- What needs to be done -
In the entries below, how many lines hold the string "https"? Give only the number.

- Stored rows -

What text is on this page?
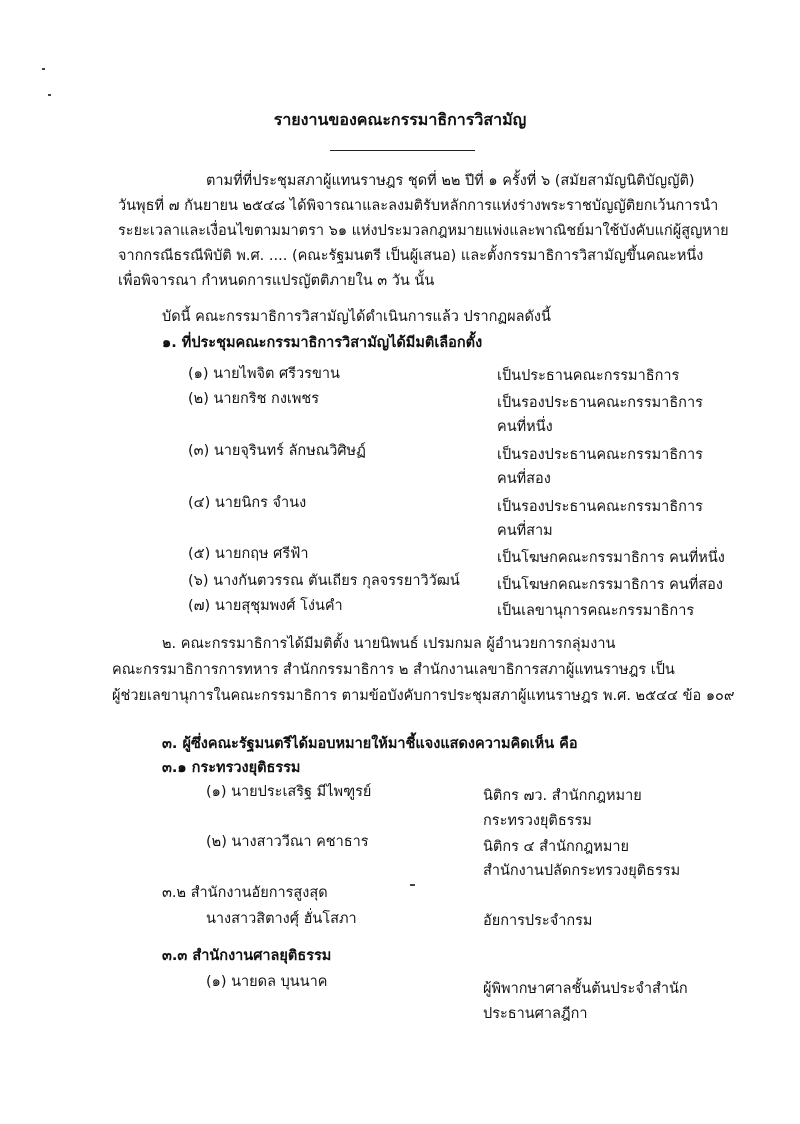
รายงานของคณะกรรมาธิการวิสามัญ
ตามที่ที่ประชุมสภาผู้แทนราษฎร ชุดที่ ๒๒ ปีที่ ๑ ครั้งที่ ๖ (สมัยสามัญนิติบัญญัติ)
วันพุธที่ ๗ กันยายน ๒๕๔๘ ได้พิจารณาและลงมติรับหลักการแห่งร่างพระราชบัญญัติยกเว้นการนำ
ระยะเวลาและเงื่อนไขตามมาตรา ๖๑ แห่งประมวลกฎหมายแพ่งและพาณิชย์มาใช้บังคับแก่ผู้สูญหาย
จากกรณีธรณีพิบัติ พ.ศ. .... (คณะรัฐมนตรี เป็นผู้เสนอ) และตั้งกรรมาธิการวิสามัญขึ้นคณะหนึ่ง
เพื่อพิจารณา กำหนดการแปรญัตติภายใน ๓ วัน นั้น
บัดนี้ คณะกรรมาธิการวิสามัญได้ดำเนินการแล้ว ปรากฏผลดังนี้
๑. ที่ประชุมคณะกรรมาธิการวิสามัญได้มีมติเลือกตั้ง
(๑) นายไพจิต ศรีวรขาน	เป็นประธานคณะกรรมาธิการ
(๒) นายกริช กงเพชร	เป็นรองประธานคณะกรรมาธิการ
คนที่หนึ่ง
(๓) นายจุรินทร์ ลักษณวิศิษฏ์	เป็นรองประธานคณะกรรมาธิการ
คนที่สอง
(๔) นายนิกร จำนง	เป็นรองประธานคณะกรรมาธิการ
คนที่สาม
(๕) นายกฤษ ศรีฟ้า	เป็นโฆษกคณะกรรมาธิการ คนที่หนึ่ง
(๖) นางกันตวรรณ ตันเถียร กุลจรรยาวิวัฒน์	เป็นโฆษกคณะกรรมาธิการ คนที่สอง
(๗) นายสุชุมพงศ์ โง่นคำ	เป็นเลขานุการคณะกรรมาธิการ
๒. คณะกรรมาธิการได้มีมติตั้ง นายนิพนธ์ เปรมกมล ผู้อำนวยการกลุ่มงาน
คณะกรรมาธิการการทหาร สำนักกรรมาธิการ ๒ สำนักงานเลขาธิการสภาผู้แทนราษฎร เป็น
ผู้ช่วยเลขานุการในคณะกรรมาธิการ ตามข้อบังคับการประชุมสภาผู้แทนราษฎร พ.ศ. ๒๕๔๔ ข้อ ๑๐๙
๓. ผู้ซึ่งคณะรัฐมนตรีได้มอบหมายให้มาชี้แจงแสดงความคิดเห็น คือ
๓.๑ กระทรวงยุติธรรม
(๑) นายประเสริฐ มีไพฑูรย์	นิติกร ๗ว. สำนักกฎหมาย
กระทรวงยุติธรรม
(๒) นางสาววีณา คชาธาร	นิติกร ๔ สำนักกฎหมาย
สำนักงานปลัดกระทรวงยุติธรรม
๓.๒ สำนักงานอัยการสูงสุด
นางสาวสิตางศุ์ ฮั่นโสภา	อัยการประจำกรม
๓.๓ สำนักงานศาลยุติธรรม
(๑) นายดล บุนนาค	ผู้พิพากษาศาลชั้นต้นประจำสำนัก
ประธานศาลฎีกา
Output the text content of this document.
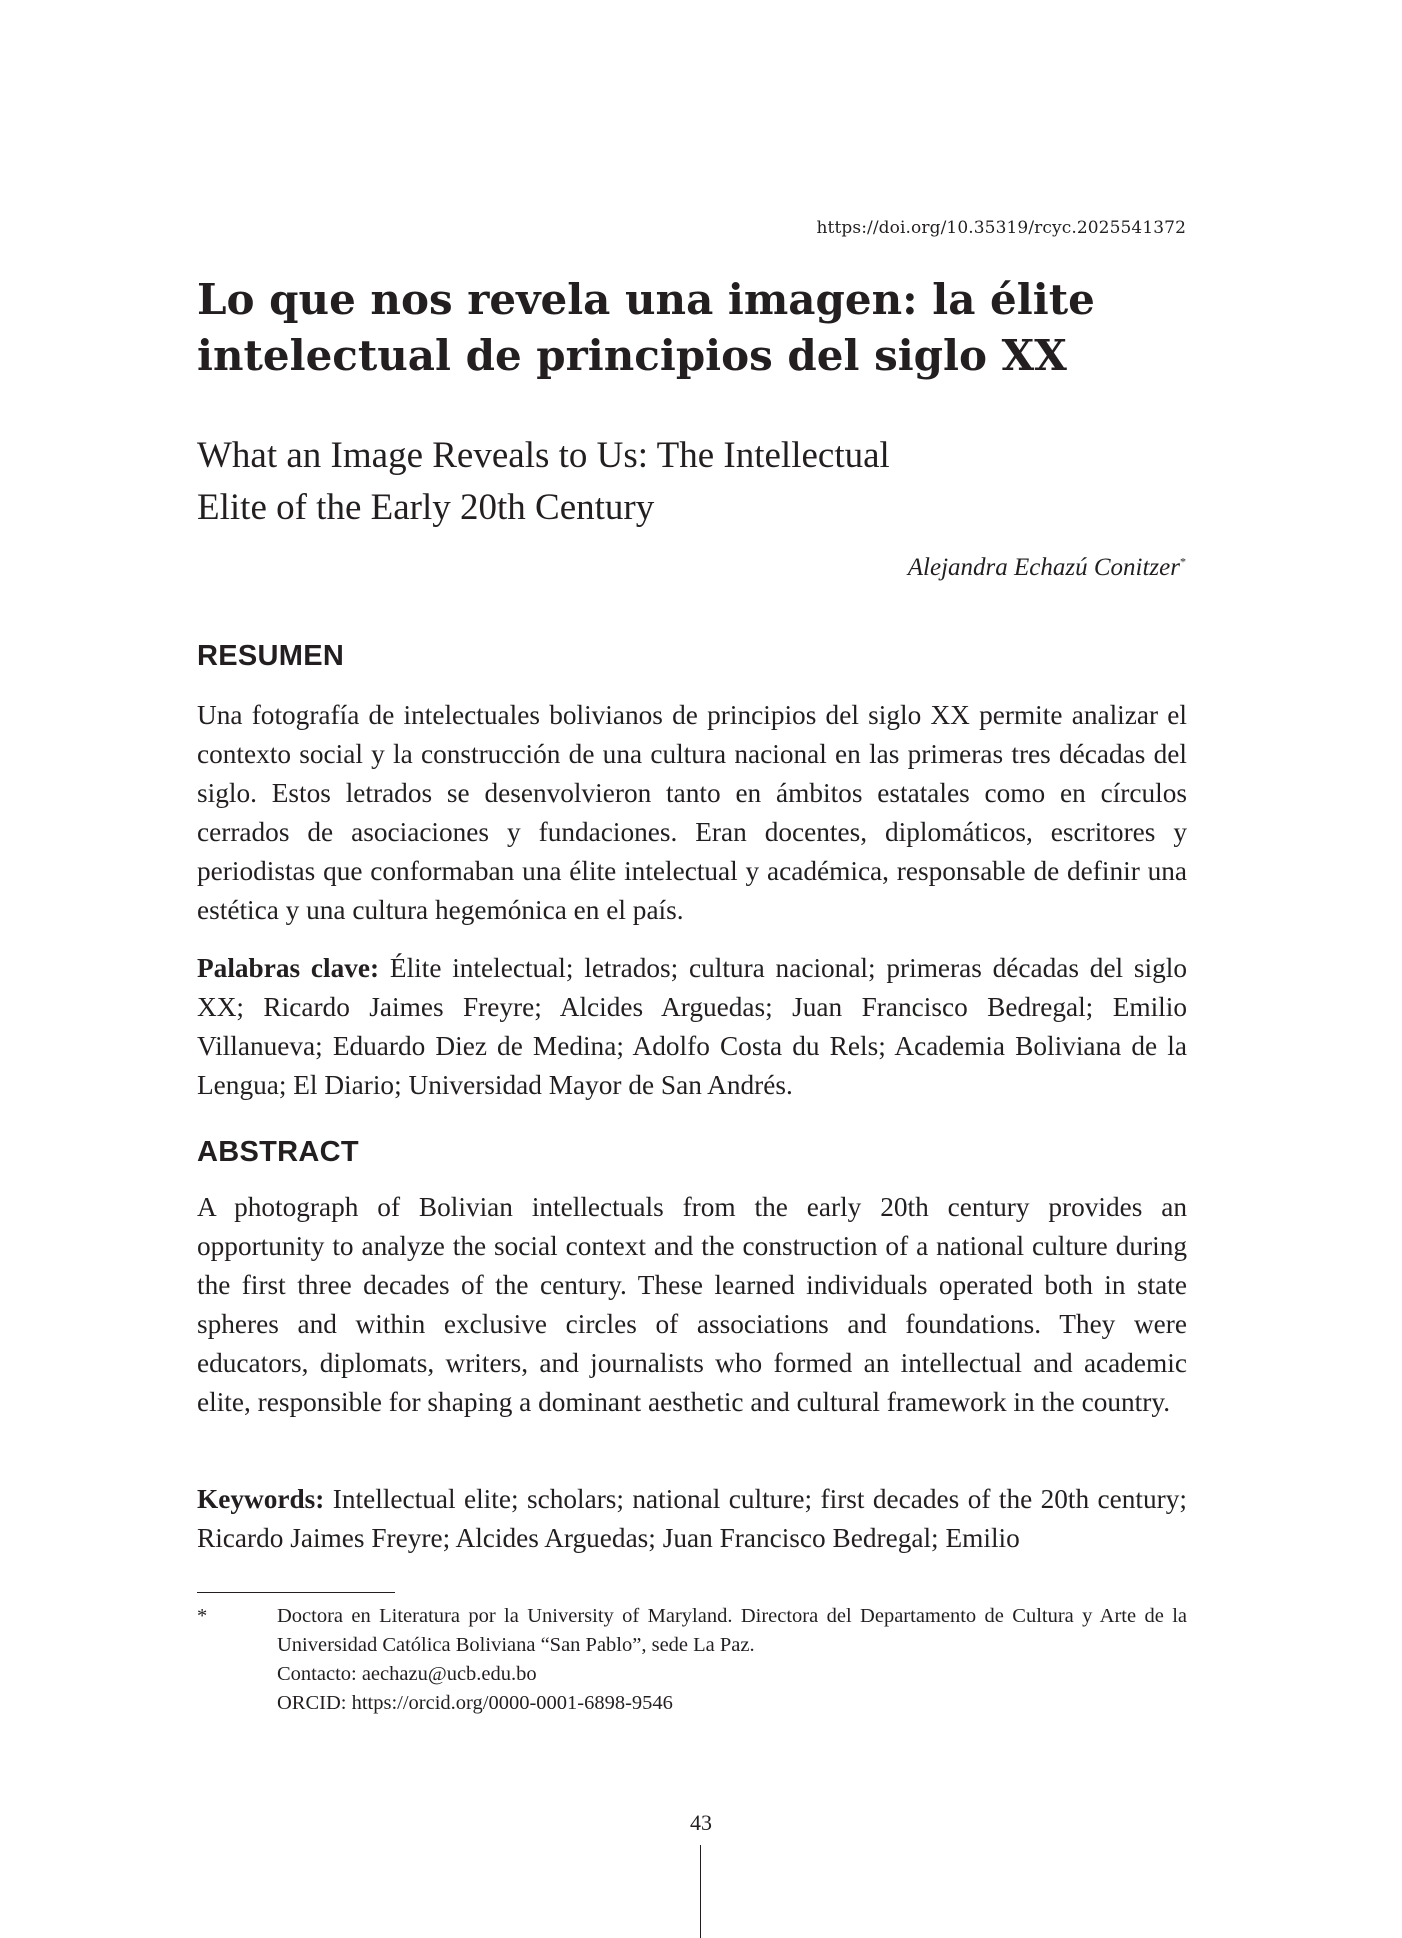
https://doi.org/10.35319/rcyc.2025541372
Lo que nos revela una imagen: la élite
intelectual de principios del siglo XX
What an Image Reveals to Us: The Intellectual
Elite of the Early 20th Century
Alejandra Echazú Conitzer*
RESUMEN

Una fotografía de intelectuales bolivianos de principios del siglo XX permite analizar el contexto social y la construcción de una cultura nacional en las primeras tres décadas del siglo. Estos letrados se desenvolvieron tanto en ámbitos estatales como en círculos cerrados de asociaciones y fundaciones. Eran docentes, diplomáticos, escritores y periodistas que conformaban una élite intelectual y académica, responsable de definir una estética y una cultura hegemónica en el país.

Palabras clave: Élite intelectual; letrados; cultura nacional; primeras décadas del siglo XX; Ricardo Jaimes Freyre; Alcides Arguedas; Juan Francisco Bedregal; Emilio Villanueva; Eduardo Diez de Medina; Adolfo Costa du Rels; Academia Boliviana de la Lengua; El Diario; Universidad Mayor de San Andrés.

ABSTRACT

A photograph of Bolivian intellectuals from the early 20th century provides an opportunity to analyze the social context and the construction of a national culture during the first three decades of the century. These learned individuals operated both in state spheres and within exclusive circles of associations and foundations. They were educators, diplomats, writers, and journalists who formed an intellectual and academic elite, responsible for shaping a dominant aesthetic and cultural framework in the country.

Keywords: Intellectual elite; scholars; national culture; first decades of the 20th century; Ricardo Jaimes Freyre; Alcides Arguedas; Juan Francisco Bedregal; Emilio

*	Doctora en Literatura por la University of Maryland. Directora del Departamento de Cultura y Arte de la Universidad Católica Boliviana “San Pablo”, sede La Paz.
Contacto: aechazu@ucb.edu.bo
ORCID: https://orcid.org/0000-0001-6898-9546
43
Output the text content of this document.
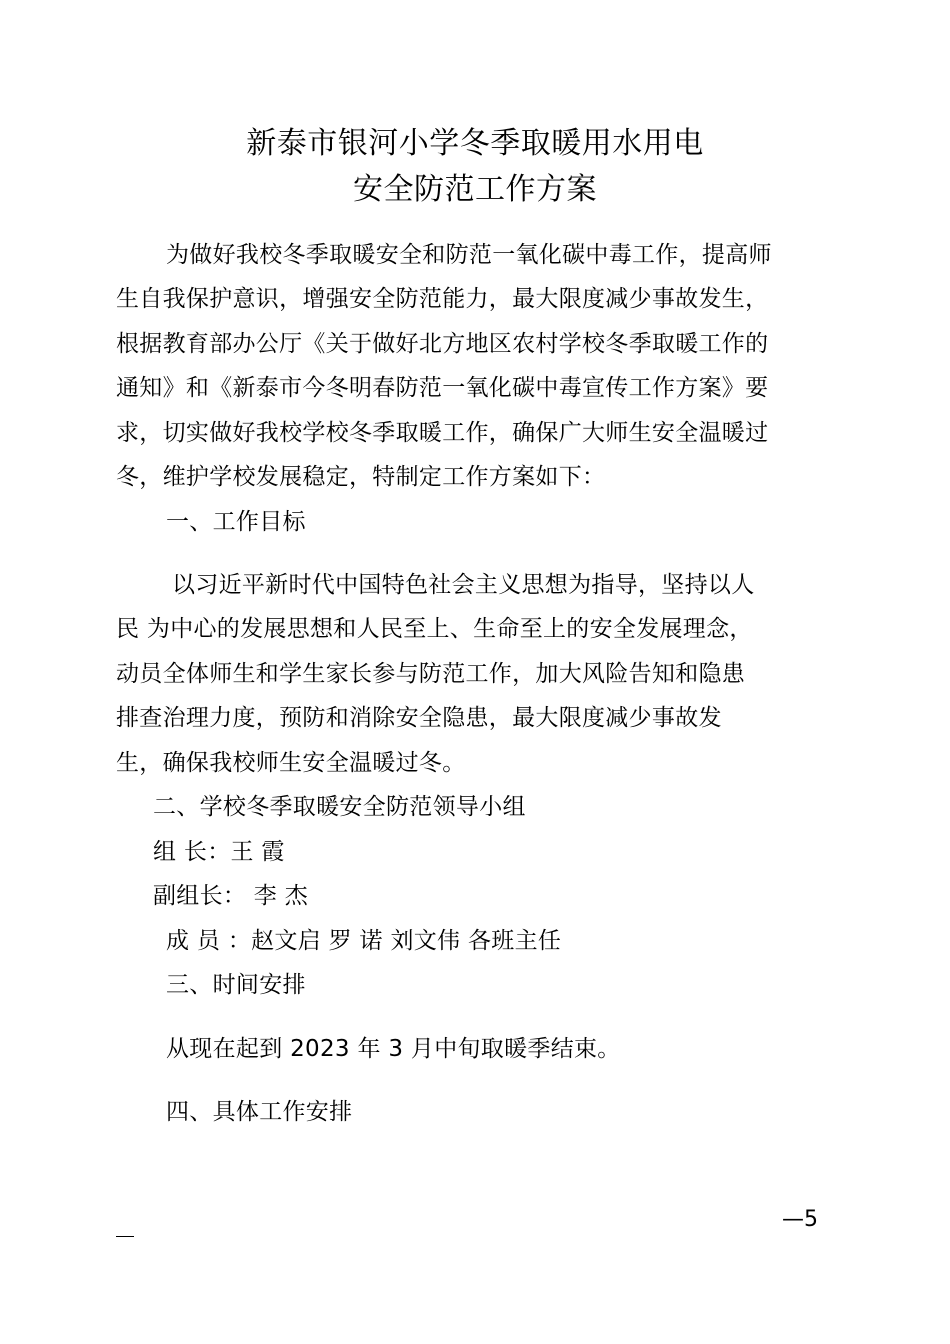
新泰市银河小学冬季取暖用水用电
安全防范工作方案
为做好我校冬季取暖安全和防范一氧化碳中毒工作，提高师
生自我保护意识，增强安全防范能力，最大限度减少事故发生，
根据教育部办公厅《关于做好北方地区农村学校冬季取暖工作的
通知》和《新泰市今冬明春防范一氧化碳中毒宣传工作方案》要
求，切实做好我校学校冬季取暖工作，确保广大师生安全温暖过
冬，维护学校发展稳定，特制定工作方案如下：
一、工作目标
以习近平新时代中国特色社会主义思想为指导，坚持以人
民 为中心的发展思想和人民至上、生命至上的安全发展理念，
动员全体师生和学生家长参与防范工作，加大风险告知和隐患
排查治理力度，预防和消除安全隐患，最大限度减少事故发
生，确保我校师生安全温暖过冬。
二、学校冬季取暖安全防范领导小组
组 长：王 霞
副组长： 李 杰
成 员 ：赵文启 罗 诺 刘文伟 各班主任
三、时间安排
从现在起到 2023 年 3 月中旬取暖季结束。
四、具体工作安排
—5
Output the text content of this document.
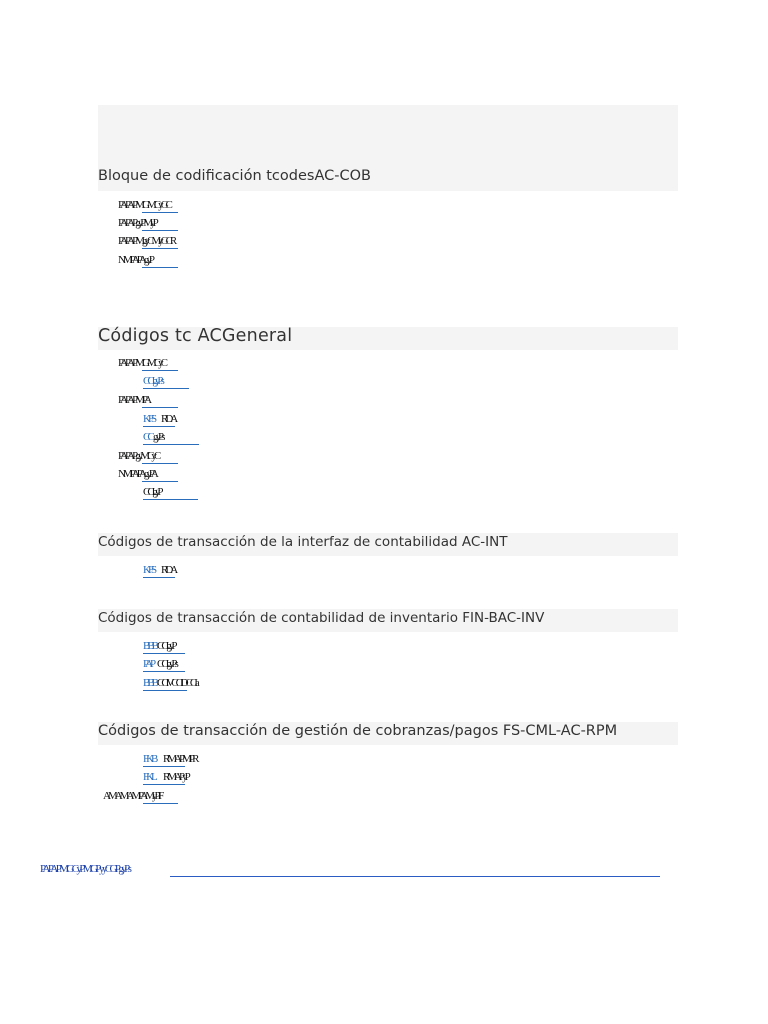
Bloque de codificación tcodesAC-COB
PAPAPMGMCyGC
PAPAPgyPMyP
PAPAPMgyCMyGCR
NMPAPAgyP
Códigos tc ACGeneral
PAPAPMGMCyC
CCIgyPs
PAPAPMPA
KFS RDA
CC gyPs
PAPAPgyMCyC
NMPAPAgyPA
CCIgyP
Códigos de transacción de la interfaz de contabilidad AC-INT
KFS RDA
Códigos de transacción de contabilidad de inventario FIN-BAC-INV
BBB CCIgyP
PAP CCIgyPs
BBB CCIVCCIDCCIa
Códigos de transacción de gestión de cobranzas/pagos FS-CML-AC-RPM
FKB RMAPMPR
FKL RMAPyP
AMAMAMPAMyPIF
PAPAPMGCyPMGPyyCGPgyPs
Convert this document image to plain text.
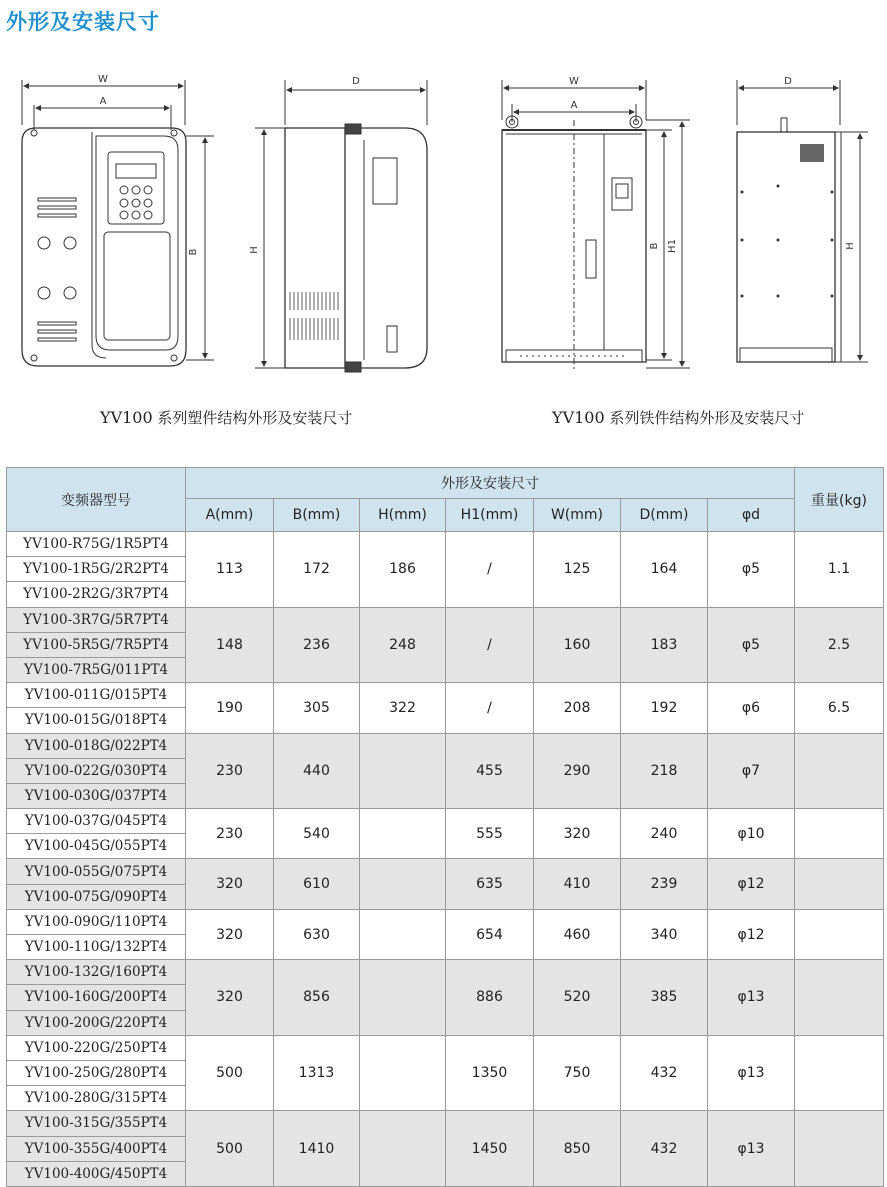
外形及安装尺寸
W
A
B
D
H
W
A
B H1
D
H
YV100 系列塑件结构外形及安装尺寸	YV100 系列铁件结构外形及安装尺寸
变频器型号	外形及安装尺寸							重量(kg)
	A(mm)	B(mm)	H(mm)	H1(mm)	W(mm)	D(mm)	φd	
YV100-R75G/1R5PT4	113	172	186	/	125	164	φ5	1.1
YV100-1R5G/2R2PT4								
YV100-2R2G/3R7PT4								
YV100-3R7G/5R7PT4	148	236	248	/	160	183	φ5	2.5
YV100-5R5G/7R5PT4								
YV100-7R5G/011PT4								
YV100-011G/015PT4	190	305	322	/	208	192	φ6	6.5
YV100-015G/018PT4								
YV100-018G/022PT4	230	440		455	290	218	φ7	
YV100-022G/030PT4								
YV100-030G/037PT4								
YV100-037G/045PT4	230	540		555	320	240	φ10	
YV100-045G/055PT4								
YV100-055G/075PT4	320	610		635	410	239	φ12	
YV100-075G/090PT4								
YV100-090G/110PT4	320	630		654	460	340	φ12	
YV100-110G/132PT4								
YV100-132G/160PT4	320	856		886	520	385	φ13	
YV100-160G/200PT4								
YV100-200G/220PT4								
YV100-220G/250PT4	500	1313		1350	750	432	φ13	
YV100-250G/280PT4								
YV100-280G/315PT4								
YV100-315G/355PT4	500	1410		1450	850	432	φ13	
YV100-355G/400PT4								
YV100-400G/450PT4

- The reply -
2